(Entries with figure data)
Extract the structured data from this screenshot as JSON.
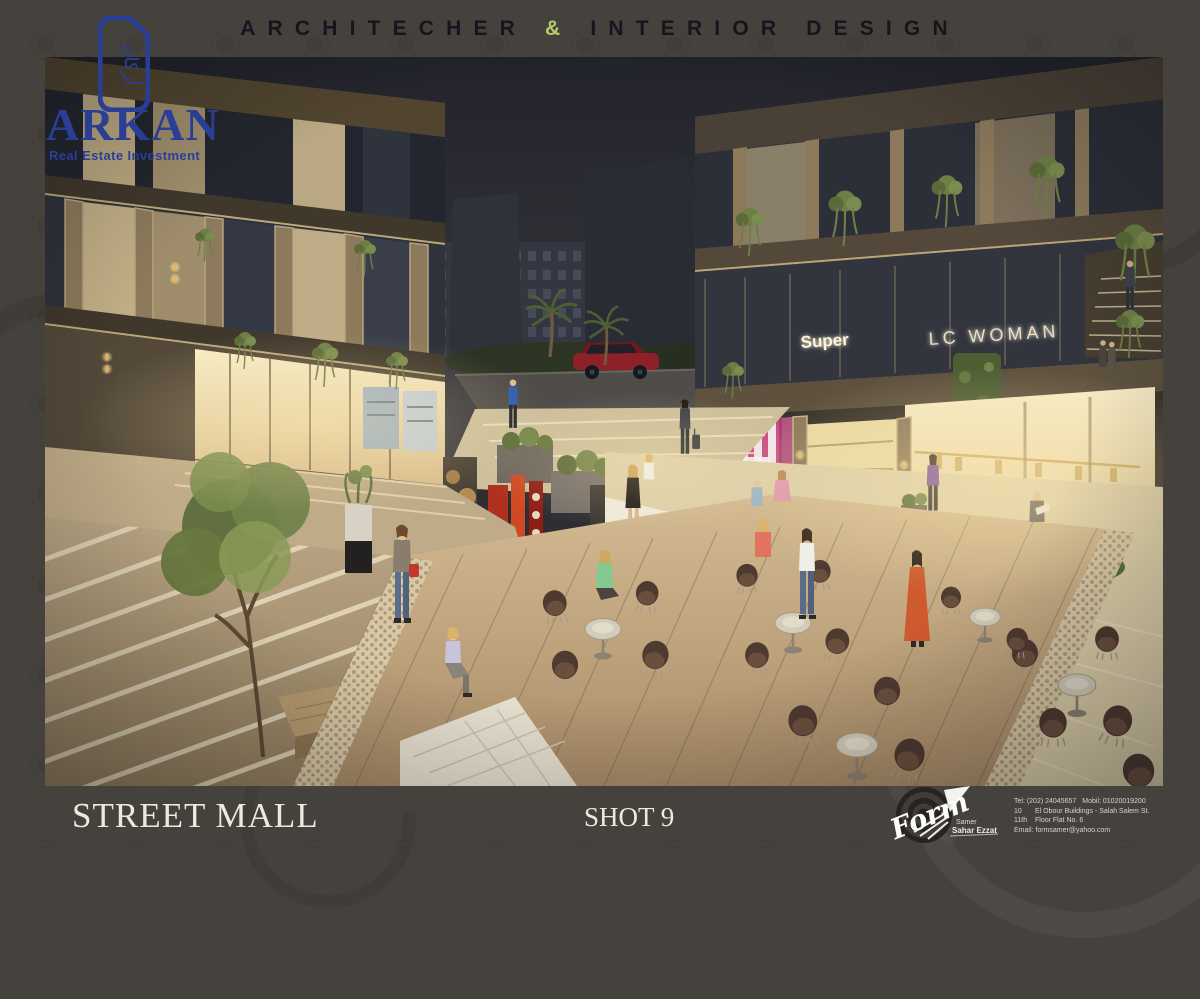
{
  "palette": {
    "background": "#45423e",
    "brand_blue": "#2b3e96",
    "header_text": "#16151d",
    "ampersand_green": "#b6cd6b",
    "footer_text": "#eee9e0"
  },
  "header": {
    "title_part1": "ARCHITECHER",
    "ampersand": "&",
    "title_part2": "INTERIOR DESIGN"
  },
  "logo": {
    "name": "ARKAN",
    "tagline": "Real Estate Investment",
    "arabic": "أركان"
  },
  "scene": {
    "signs": {
      "supermarket": "Super",
      "boutique": "LC WOMAN"
    }
  },
  "footer": {
    "project_title": "STREET MALL",
    "shot": "SHOT 9",
    "studio": {
      "name": "Form",
      "signature_top": "Samer",
      "signature_bottom": "Sahar Ezzat",
      "contact": {
        "tel": "Tel: (202) 24045657",
        "mobile": "Mobil: 01020019200",
        "address_no": "10",
        "address": "El Obour Buildings - Salah Salem St.",
        "floor_no": "11th",
        "floor": "Floor Flat No. 6",
        "email": "Email: formsamer@yahoo.com"
      }
    }
  }
}
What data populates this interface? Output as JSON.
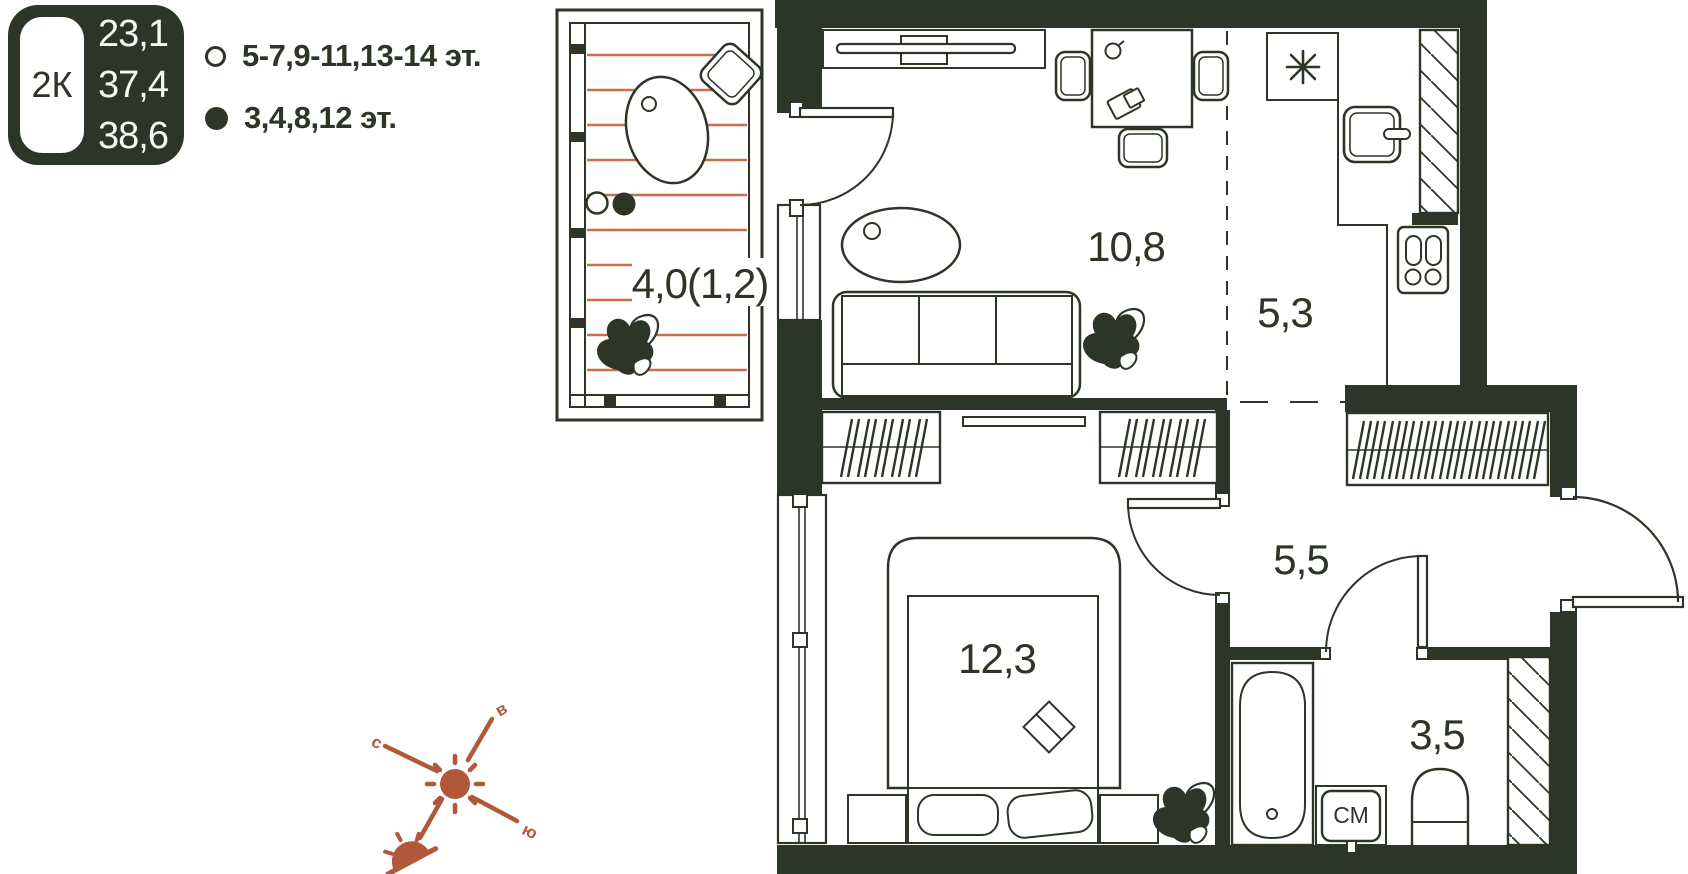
{
  "unit_badge": {
    "type_label": "2К",
    "areas": [
      "23,1",
      "37,4",
      "38,6"
    ]
  },
  "legend": {
    "items": [
      {
        "symbol": "circle-outline-icon",
        "label": "5-7,9-11,13-14 эт."
      },
      {
        "symbol": "circle-filled-icon",
        "label": "3,4,8,12 эт."
      }
    ]
  },
  "rooms": {
    "balcony": {
      "area_label": "4,0(1,2)"
    },
    "living": {
      "area_label": "10,8"
    },
    "kitchen": {
      "area_label": "5,3"
    },
    "hall": {
      "area_label": "5,5"
    },
    "bedroom": {
      "area_label": "12,3"
    },
    "bathroom": {
      "area_label": "3,5"
    }
  },
  "appliances": {
    "washing_machine_label": "СМ"
  },
  "compass": {
    "north": "с",
    "east": "в",
    "south": "ю"
  },
  "colors": {
    "ink": "#2d3527",
    "accent": "#b2583a",
    "deck_lines": "#c96f4a",
    "background": "#ffffff"
  }
}
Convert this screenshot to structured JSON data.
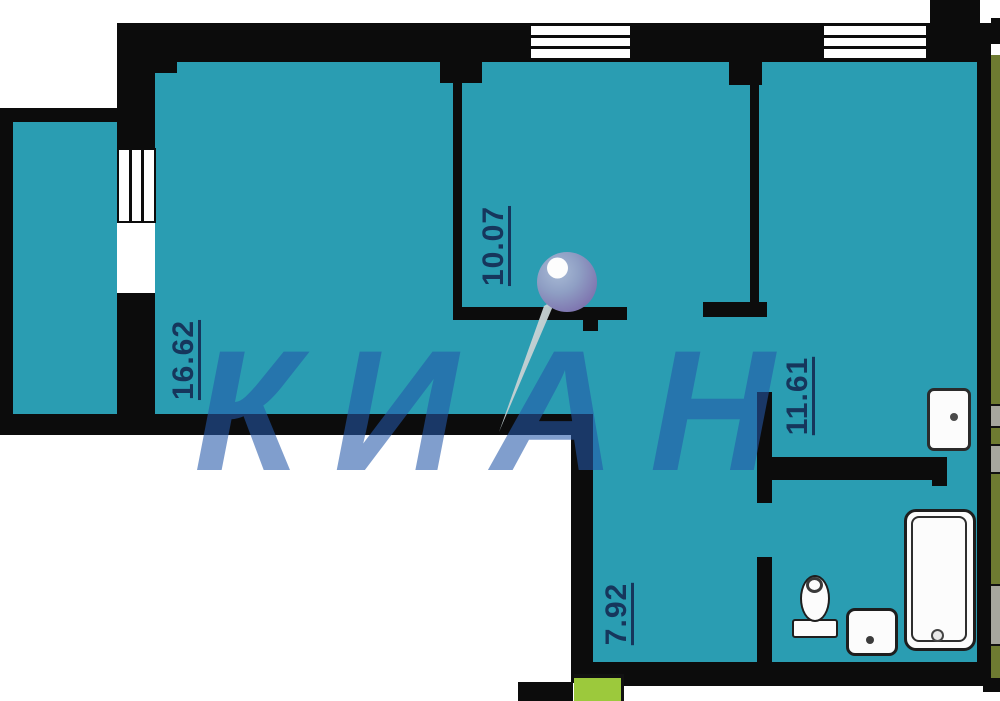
{
  "watermark": {
    "text": "КИАН",
    "color": "#2458a6"
  },
  "rooms": [
    {
      "area": "16.62"
    },
    {
      "area": "10.07"
    },
    {
      "area": "11.61"
    },
    {
      "area": "7.92"
    }
  ],
  "fixtures": [
    "bathtub",
    "sink",
    "toilet",
    "washing-machine"
  ],
  "icons": {
    "watermark_pin": "pin-icon"
  },
  "colors": {
    "floor_teal": "#2a9db2",
    "wall_black": "#0c0c0c",
    "label_navy": "#16365c",
    "entrance_green": "#9cc93c",
    "adjacent_olive": "#6e7b31",
    "watermark_blue": "#2458a6"
  }
}
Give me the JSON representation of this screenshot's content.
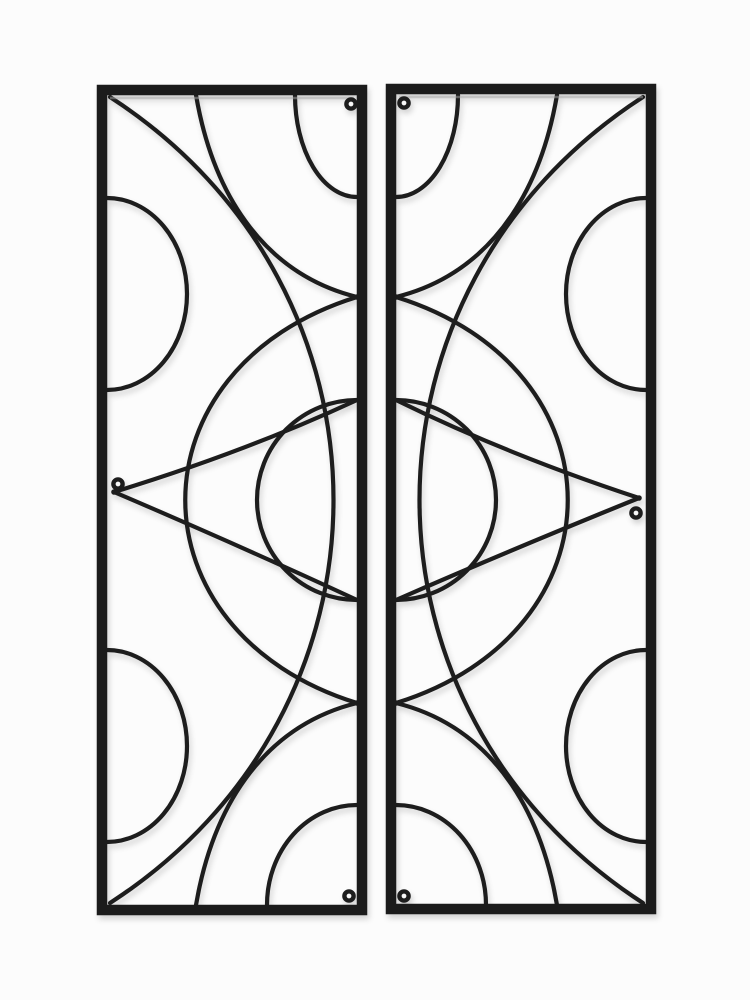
{
  "scene": {
    "subject": "Pair of tall rectangular black metal wall decor panels with wrought-iron circle and arc scrollwork on a white studio background",
    "panel_count": 2,
    "text_content": ""
  },
  "colors": {
    "background": "#fcfcfc",
    "frame": "#1b1b1b",
    "wire": "#1d1d1d",
    "frame_sheen": "#a8a8a8",
    "eyelet_hole": "#f7f7f7"
  },
  "panels": [
    {
      "id": "left-panel",
      "shape": "vertical rectangle",
      "motifs": [
        "top-right quarter arc",
        "bottom-right quarter arc",
        "left-edge upper half circle",
        "left-edge lower half circle",
        "central half circle on inner edge",
        "two diagonal strands",
        "large right-bulge sweep arc",
        "large left-bulge sweep arc",
        "leaf tip vertex on left edge"
      ],
      "eyelet_positions": [
        "top-right",
        "middle-left",
        "bottom-right"
      ]
    },
    {
      "id": "right-panel",
      "shape": "vertical rectangle",
      "motifs": [
        "top-left quarter arc",
        "bottom-left quarter arc",
        "right-edge upper half circle",
        "right-edge lower half circle",
        "central half circle on inner edge",
        "two diagonal strands",
        "large left-bulge sweep arc",
        "large right-bulge sweep arc",
        "leaf tip vertex on right edge"
      ],
      "eyelet_positions": [
        "top-left",
        "middle-right",
        "bottom-left"
      ]
    }
  ]
}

EXERCISE DIRECTIONS: Print all of the entries word for word. Skip any images they contain.

FINISHED EXERCISE:
Extract the structured data from this screenshot as JSON.
{
  "palette": {
    "background": "#45423e",
    "brand_blue": "#2b3e96",
    "header_text": "#16151d",
    "ampersand_green": "#b6cd6b",
    "footer_text": "#eee9e0"
  },
  "header": {
    "title_part1": "ARCHITECHER",
    "ampersand": "&",
    "title_part2": "INTERIOR DESIGN"
  },
  "logo": {
    "name": "ARKAN",
    "tagline": "Real Estate Investment",
    "arabic": "أركان"
  },
  "scene": {
    "signs": {
      "supermarket": "Super",
      "boutique": "LC WOMAN"
    }
  },
  "footer": {
    "project_title": "STREET MALL",
    "shot": "SHOT 9",
    "studio": {
      "name": "Form",
      "signature_top": "Samer",
      "signature_bottom": "Sahar Ezzat",
      "contact": {
        "tel": "Tel: (202) 24045657",
        "mobile": "Mobil: 01020019200",
        "address_no": "10",
        "address": "El Obour Buildings - Salah Salem St.",
        "floor_no": "11th",
        "floor": "Floor Flat No. 6",
        "email": "Email: formsamer@yahoo.com"
      }
    }
  }
}
What data populates this interface? Output as JSON.
{
  "unit_badge": {
    "type_label": "2К",
    "areas": [
      "23,1",
      "37,4",
      "38,6"
    ]
  },
  "legend": {
    "items": [
      {
        "symbol": "circle-outline-icon",
        "label": "5-7,9-11,13-14 эт."
      },
      {
        "symbol": "circle-filled-icon",
        "label": "3,4,8,12 эт."
      }
    ]
  },
  "rooms": {
    "balcony": {
      "area_label": "4,0(1,2)"
    },
    "living": {
      "area_label": "10,8"
    },
    "kitchen": {
      "area_label": "5,3"
    },
    "hall": {
      "area_label": "5,5"
    },
    "bedroom": {
      "area_label": "12,3"
    },
    "bathroom": {
      "area_label": "3,5"
    }
  },
  "appliances": {
    "washing_machine_label": "СМ"
  },
  "compass": {
    "north": "с",
    "east": "в",
    "south": "ю"
  },
  "colors": {
    "ink": "#2d3527",
    "accent": "#b2583a",
    "deck_lines": "#c96f4a",
    "background": "#ffffff"
  }
}
Convert this screenshot to structured JSON data.
{
  "watermark": {
    "text": "КИАН",
    "color": "#2458a6"
  },
  "rooms": [
    {
      "area": "16.62"
    },
    {
      "area": "10.07"
    },
    {
      "area": "11.61"
    },
    {
      "area": "7.92"
    }
  ],
  "fixtures": [
    "bathtub",
    "sink",
    "toilet",
    "washing-machine"
  ],
  "icons": {
    "watermark_pin": "pin-icon"
  },
  "colors": {
    "floor_teal": "#2a9db2",
    "wall_black": "#0c0c0c",
    "label_navy": "#16365c",
    "entrance_green": "#9cc93c",
    "adjacent_olive": "#6e7b31",
    "watermark_blue": "#2458a6"
  }
}
Give me the JSON representation of this screenshot's content.
{
  "scene": {
    "subject": "Pair of tall rectangular black metal wall decor panels with wrought-iron circle and arc scrollwork on a white studio background",
    "panel_count": 2,
    "text_content": ""
  },
  "colors": {
    "background": "#fcfcfc",
    "frame": "#1b1b1b",
    "wire": "#1d1d1d",
    "frame_sheen": "#a8a8a8",
    "eyelet_hole": "#f7f7f7"
  },
  "panels": [
    {
      "id": "left-panel",
      "shape": "vertical rectangle",
      "motifs": [
        "top-right quarter arc",
        "bottom-right quarter arc",
        "left-edge upper half circle",
        "left-edge lower half circle",
        "central half circle on inner edge",
        "two diagonal strands",
        "large right-bulge sweep arc",
        "large left-bulge sweep arc",
        "leaf tip vertex on left edge"
      ],
      "eyelet_positions": [
        "top-right",
        "middle-left",
        "bottom-right"
      ]
    },
    {
      "id": "right-panel",
      "shape": "vertical rectangle",
      "motifs": [
        "top-left quarter arc",
        "bottom-left quarter arc",
        "right-edge upper half circle",
        "right-edge lower half circle",
        "central half circle on inner edge",
        "two diagonal strands",
        "large left-bulge sweep arc",
        "large right-bulge sweep arc",
        "leaf tip vertex on right edge"
      ],
      "eyelet_positions": [
        "top-left",
        "middle-right",
        "bottom-left"
      ]
    }
  ]
}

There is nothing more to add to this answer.